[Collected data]
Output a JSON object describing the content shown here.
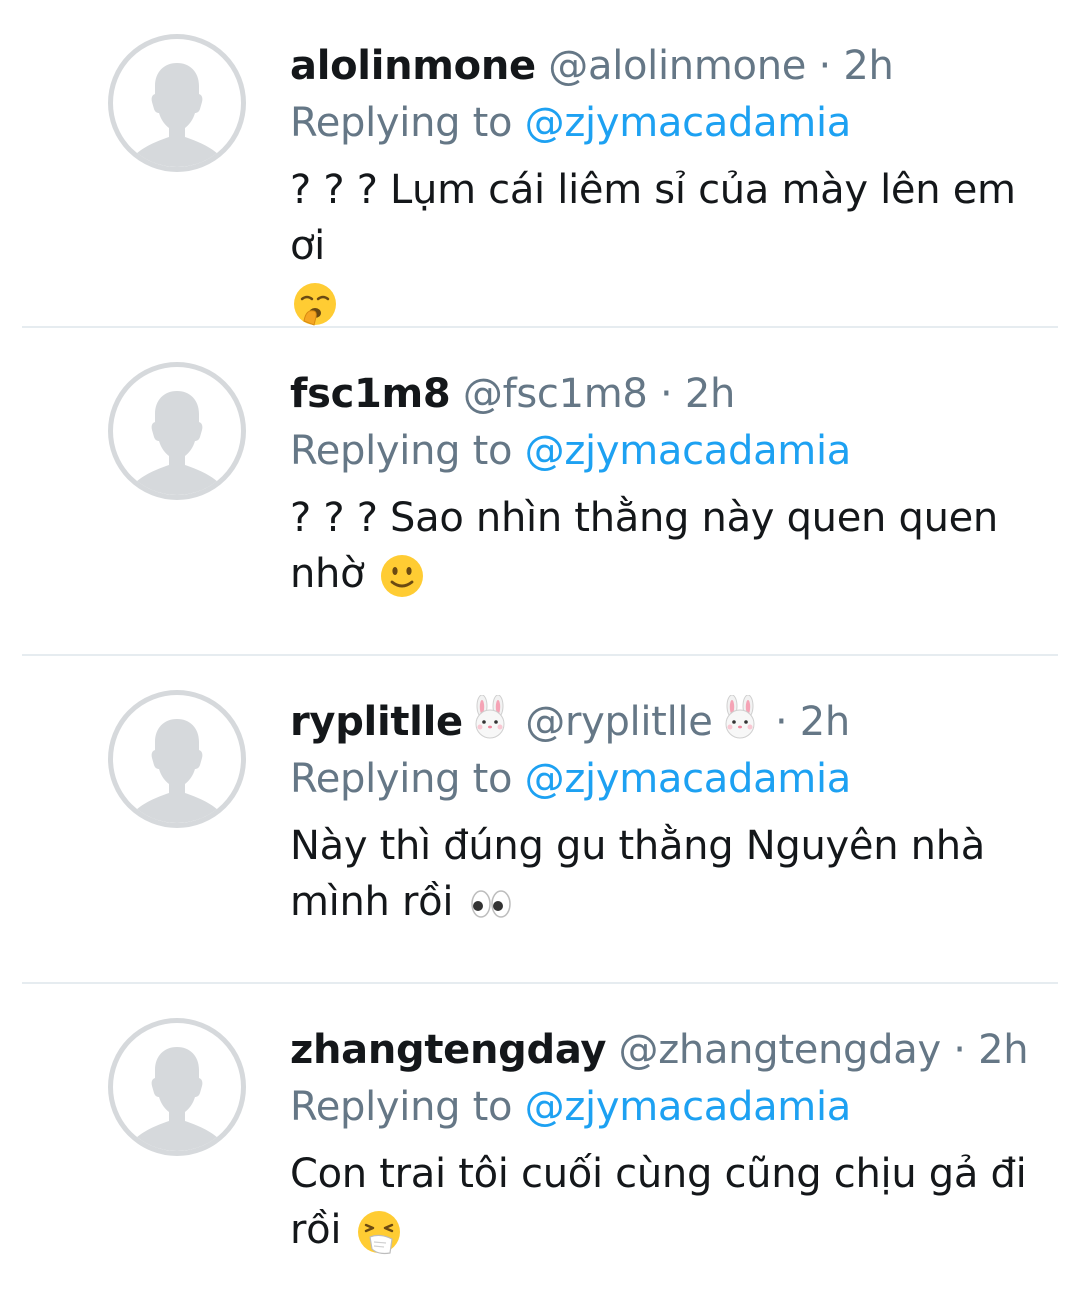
{
  "replies": [
    {
      "display_name": "alolinmone",
      "handle": "@alolinmone",
      "separator": "·",
      "time": "2h",
      "replying_prefix": "Replying to",
      "replying_to": "@zjymacadamia",
      "text": "? ? ? Lụm cái liêm sỉ của mày lên em ơi",
      "emoji": "yawning-face-icon"
    },
    {
      "display_name": "fsc1m8",
      "handle": "@fsc1m8",
      "separator": "·",
      "time": "2h",
      "replying_prefix": "Replying to",
      "replying_to": "@zjymacadamia",
      "text": "? ? ? Sao nhìn thằng này quen quen nhờ",
      "emoji": "slightly-smiling-face-icon"
    },
    {
      "display_name": "ryplitlle",
      "handle": "@ryplitlle",
      "separator": "·",
      "time": "2h",
      "replying_prefix": "Replying to",
      "replying_to": "@zjymacadamia",
      "text": "Này thì đúng gu thằng Nguyên nhà mình rồi",
      "emoji": "eyes-icon",
      "name_emoji": "rabbit-face-icon"
    },
    {
      "display_name": "zhangtengday",
      "handle": "@zhangtengday",
      "separator": "·",
      "time": "2h",
      "replying_prefix": "Replying to",
      "replying_to": "@zjymacadamia",
      "text": "Con trai tôi cuối cùng cũng chịu gả đi rồi",
      "emoji": "sneezing-face-icon"
    }
  ],
  "colors": {
    "name": "#14171a",
    "secondary": "#657786",
    "link": "#1da1f2",
    "divider": "#e6ecf0",
    "avatar_placeholder": "#d6d9dc"
  }
}
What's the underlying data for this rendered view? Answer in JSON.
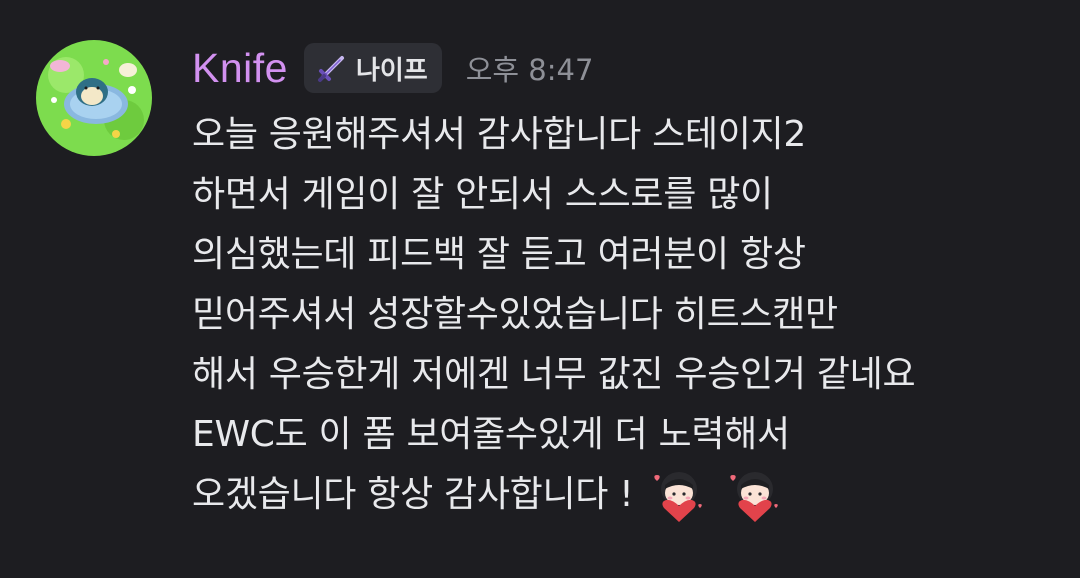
{
  "message": {
    "author": {
      "name": "Knife",
      "name_color": "#d291f0",
      "tag_label": "나이프",
      "tag_icon": "sword-icon"
    },
    "timestamp": "오후 8:47",
    "lines": [
      "오늘 응원해주셔서 감사합니다 스테이지2",
      "하면서 게임이 잘 안되서 스스로를 많이",
      "의심했는데 피드백 잘 듣고 여러분이 항상",
      "믿어주셔서 성장할수있었습니다 히트스캔만",
      "해서 우승한게 저에겐 너무 값진 우승인거 같네요",
      "EWC도 이 폼 보여줄수있게 더 노력해서",
      "오겠습니다 항상 감사합니다 !"
    ],
    "emojis": [
      "heart-chibi-emoji",
      "heart-chibi-emoji"
    ]
  },
  "colors": {
    "background": "#1d1d21",
    "text": "#e8e9ec",
    "timestamp": "#8e9097",
    "tag_background": "#2e2f35"
  }
}
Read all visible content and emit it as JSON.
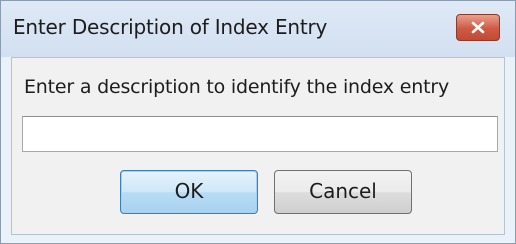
{
  "window": {
    "title": "Enter Description of Index Entry"
  },
  "dialog": {
    "prompt": "Enter a description to identify the index entry",
    "input_value": "",
    "ok_label": "OK",
    "cancel_label": "Cancel"
  },
  "icons": {
    "close": "close-icon"
  },
  "colors": {
    "titlebar": "#d8e4f3",
    "close_button": "#c9513a",
    "ok_button_border": "#3c7fb1",
    "client_background": "#f1f1f1"
  }
}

(SET EXERCISE) All of the material above should be reproduced exactly, except the pictures.

(SOLUTION FOR THIS EXERCISE)
Output a JSON object describing the content shown here.
{
  "replies": [
    {
      "display_name": "alolinmone",
      "handle": "@alolinmone",
      "separator": "·",
      "time": "2h",
      "replying_prefix": "Replying to",
      "replying_to": "@zjymacadamia",
      "text": "? ? ? Lụm cái liêm sỉ của mày lên em ơi",
      "emoji": "yawning-face-icon"
    },
    {
      "display_name": "fsc1m8",
      "handle": "@fsc1m8",
      "separator": "·",
      "time": "2h",
      "replying_prefix": "Replying to",
      "replying_to": "@zjymacadamia",
      "text": "? ? ? Sao nhìn thằng này quen quen nhờ",
      "emoji": "slightly-smiling-face-icon"
    },
    {
      "display_name": "ryplitlle",
      "handle": "@ryplitlle",
      "separator": "·",
      "time": "2h",
      "replying_prefix": "Replying to",
      "replying_to": "@zjymacadamia",
      "text": "Này thì đúng gu thằng Nguyên nhà mình rồi",
      "emoji": "eyes-icon",
      "name_emoji": "rabbit-face-icon"
    },
    {
      "display_name": "zhangtengday",
      "handle": "@zhangtengday",
      "separator": "·",
      "time": "2h",
      "replying_prefix": "Replying to",
      "replying_to": "@zjymacadamia",
      "text": "Con trai tôi cuối cùng cũng chịu gả đi rồi",
      "emoji": "sneezing-face-icon"
    }
  ],
  "colors": {
    "name": "#14171a",
    "secondary": "#657786",
    "link": "#1da1f2",
    "divider": "#e6ecf0",
    "avatar_placeholder": "#d6d9dc"
  }
}
What's the underlying data for this rendered view? Answer in JSON.
{
  "message": {
    "author": {
      "name": "Knife",
      "name_color": "#d291f0",
      "tag_label": "나이프",
      "tag_icon": "sword-icon"
    },
    "timestamp": "오후 8:47",
    "lines": [
      "오늘 응원해주셔서 감사합니다 스테이지2",
      "하면서 게임이 잘 안되서 스스로를 많이",
      "의심했는데 피드백 잘 듣고 여러분이 항상",
      "믿어주셔서 성장할수있었습니다 히트스캔만",
      "해서 우승한게 저에겐 너무 값진 우승인거 같네요",
      "EWC도 이 폼 보여줄수있게 더 노력해서",
      "오겠습니다 항상 감사합니다 !"
    ],
    "emojis": [
      "heart-chibi-emoji",
      "heart-chibi-emoji"
    ]
  },
  "colors": {
    "background": "#1d1d21",
    "text": "#e8e9ec",
    "timestamp": "#8e9097",
    "tag_background": "#2e2f35"
  }
}
Read all visible content and emit it as JSON.
{
  "window": {
    "title": "Enter Description of Index Entry"
  },
  "dialog": {
    "prompt": "Enter a description to identify the index entry",
    "input_value": "",
    "ok_label": "OK",
    "cancel_label": "Cancel"
  },
  "icons": {
    "close": "close-icon"
  },
  "colors": {
    "titlebar": "#d8e4f3",
    "close_button": "#c9513a",
    "ok_button_border": "#3c7fb1",
    "client_background": "#f1f1f1"
  }
}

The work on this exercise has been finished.